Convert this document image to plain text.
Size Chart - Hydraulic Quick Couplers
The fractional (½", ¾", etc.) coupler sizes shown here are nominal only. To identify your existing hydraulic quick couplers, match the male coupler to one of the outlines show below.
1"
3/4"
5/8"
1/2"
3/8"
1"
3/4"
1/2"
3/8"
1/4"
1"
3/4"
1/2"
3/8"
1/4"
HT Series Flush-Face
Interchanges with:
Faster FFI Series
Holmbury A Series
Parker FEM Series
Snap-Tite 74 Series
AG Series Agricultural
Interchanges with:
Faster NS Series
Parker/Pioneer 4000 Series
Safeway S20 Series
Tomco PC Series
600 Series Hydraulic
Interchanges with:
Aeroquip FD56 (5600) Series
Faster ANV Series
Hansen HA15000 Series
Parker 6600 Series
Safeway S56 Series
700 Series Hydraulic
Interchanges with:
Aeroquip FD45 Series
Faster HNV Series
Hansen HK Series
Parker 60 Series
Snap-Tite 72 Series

* * *

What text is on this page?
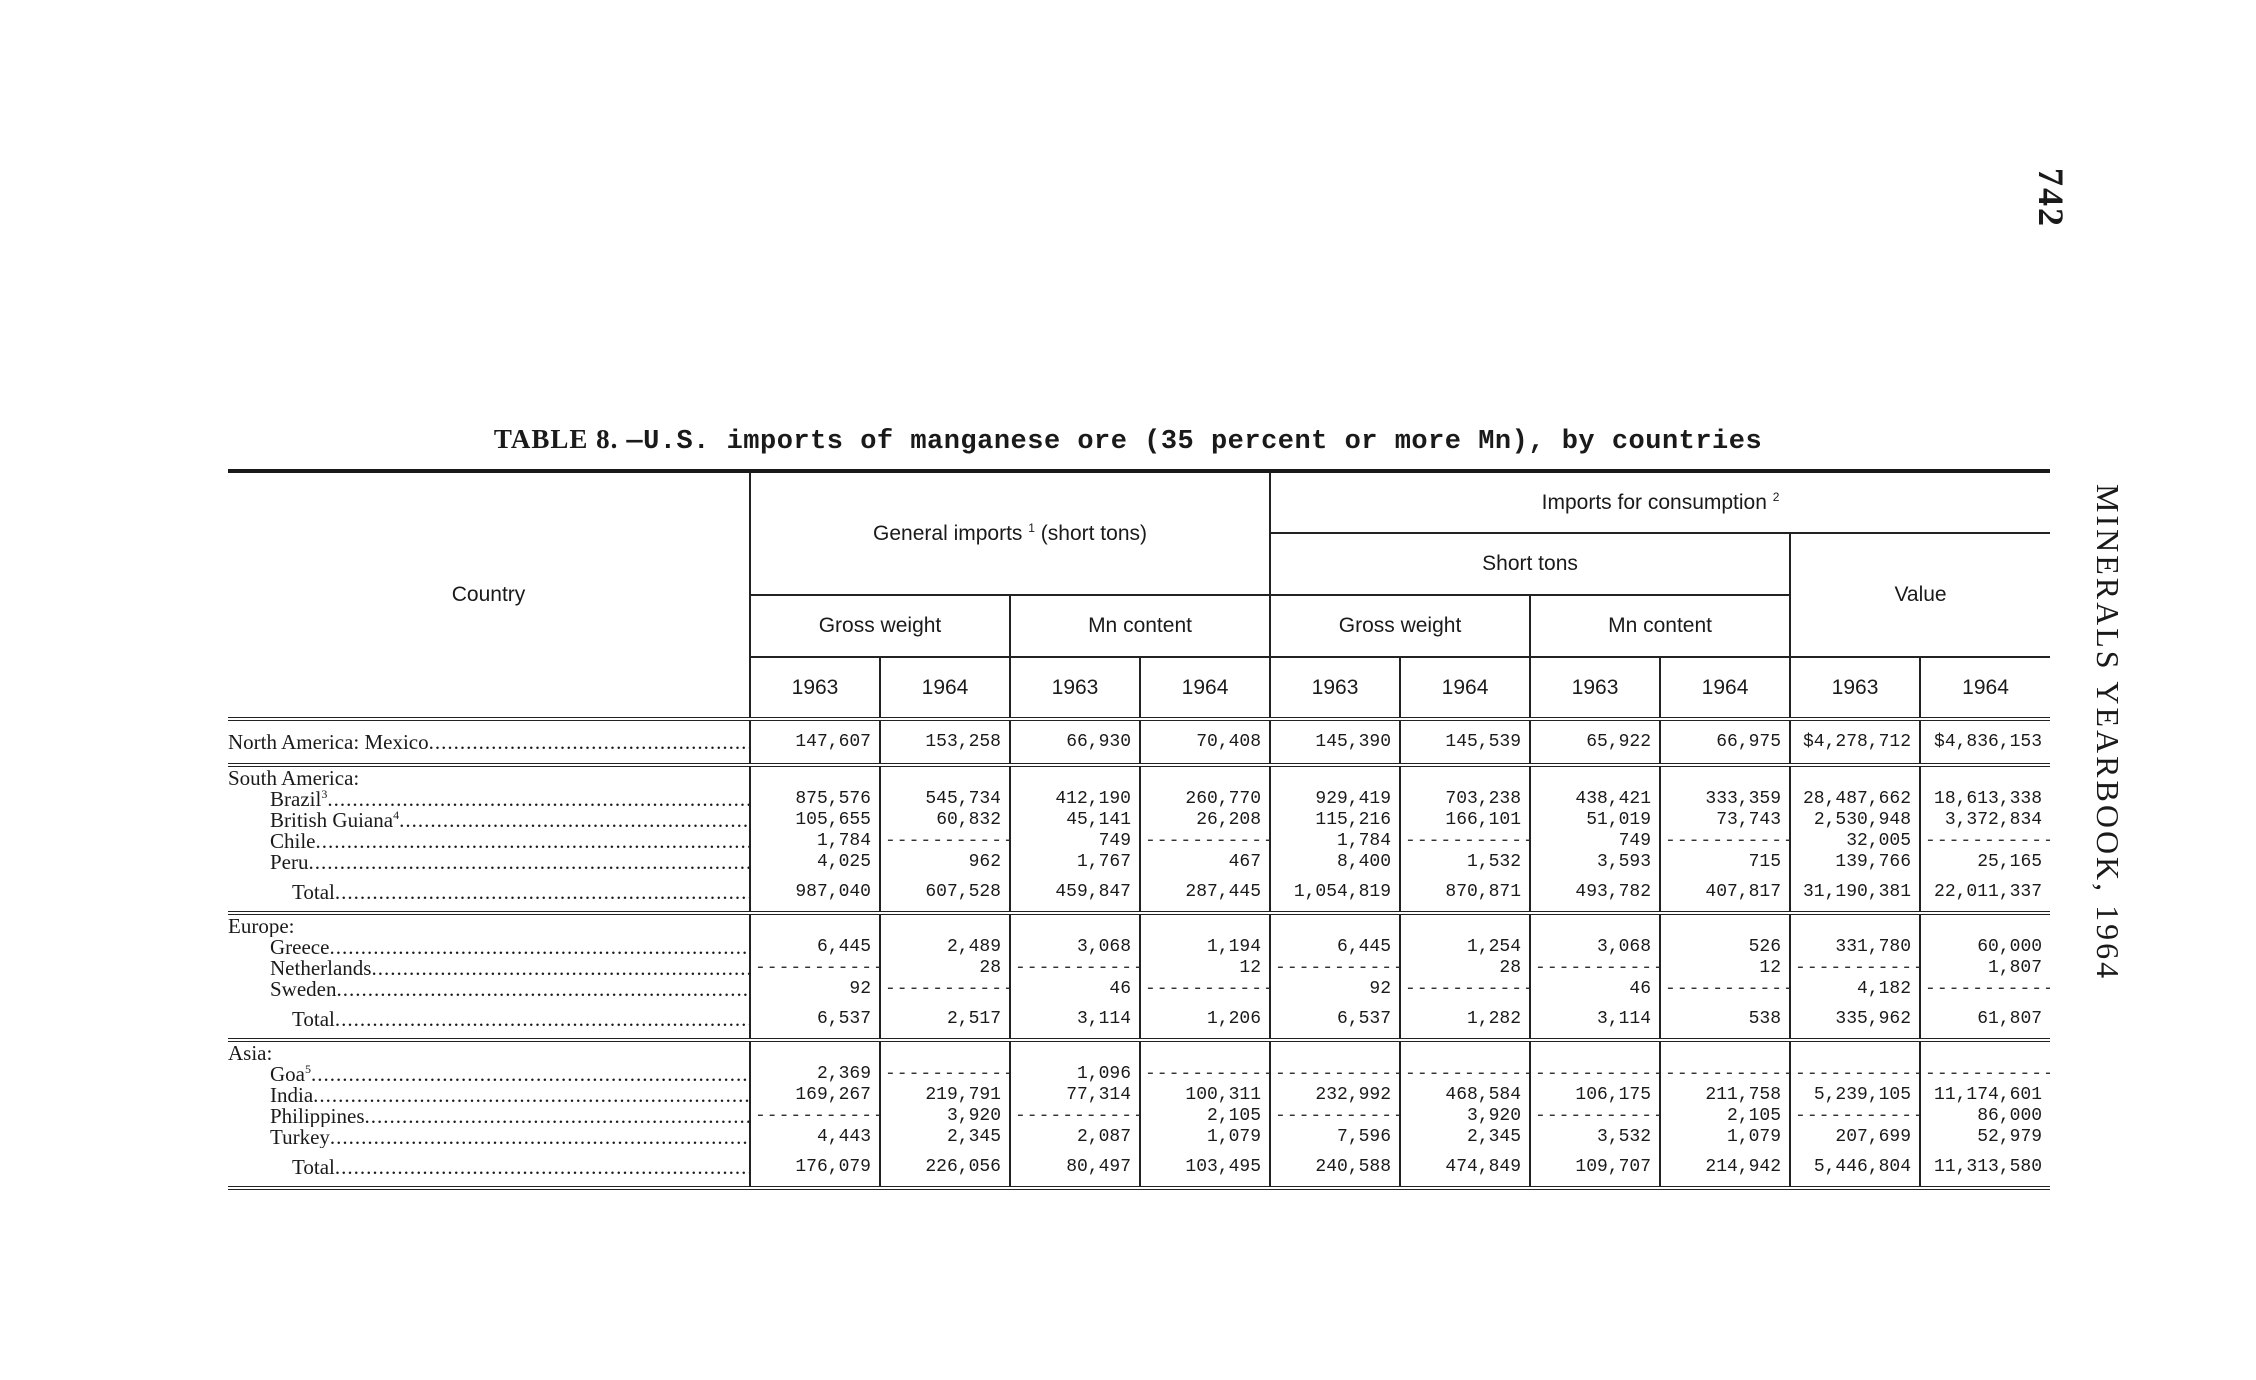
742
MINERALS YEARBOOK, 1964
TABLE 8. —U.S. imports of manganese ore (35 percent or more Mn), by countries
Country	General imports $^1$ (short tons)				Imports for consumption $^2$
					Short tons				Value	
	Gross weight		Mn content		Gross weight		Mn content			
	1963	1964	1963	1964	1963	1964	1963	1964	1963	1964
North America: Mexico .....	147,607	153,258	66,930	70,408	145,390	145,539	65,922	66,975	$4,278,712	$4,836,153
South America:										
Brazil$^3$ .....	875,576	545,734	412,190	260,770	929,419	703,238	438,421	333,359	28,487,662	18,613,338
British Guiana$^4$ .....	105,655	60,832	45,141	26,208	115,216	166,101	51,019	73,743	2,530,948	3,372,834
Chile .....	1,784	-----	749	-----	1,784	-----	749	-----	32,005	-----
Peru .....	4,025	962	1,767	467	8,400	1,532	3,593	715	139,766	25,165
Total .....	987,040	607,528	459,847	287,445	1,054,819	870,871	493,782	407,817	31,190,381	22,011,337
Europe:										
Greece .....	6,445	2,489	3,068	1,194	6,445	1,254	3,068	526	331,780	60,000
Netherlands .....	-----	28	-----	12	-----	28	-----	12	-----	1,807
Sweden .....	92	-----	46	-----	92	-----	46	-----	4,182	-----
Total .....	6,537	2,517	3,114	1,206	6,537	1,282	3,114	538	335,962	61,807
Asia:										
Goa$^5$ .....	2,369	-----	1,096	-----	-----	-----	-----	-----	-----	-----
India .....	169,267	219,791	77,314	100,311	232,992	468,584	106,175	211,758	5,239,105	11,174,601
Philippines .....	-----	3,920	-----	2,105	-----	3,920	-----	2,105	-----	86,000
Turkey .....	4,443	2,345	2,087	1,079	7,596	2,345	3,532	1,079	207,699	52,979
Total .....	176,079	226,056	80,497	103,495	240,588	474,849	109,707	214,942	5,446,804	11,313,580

■ WHAT IS EXPECTED
Scan the lines for the string "Tite". Pick out every line that has it.

■ RESULT BELOW
Snap-Tite 74 Series
Snap-Tite 72 Series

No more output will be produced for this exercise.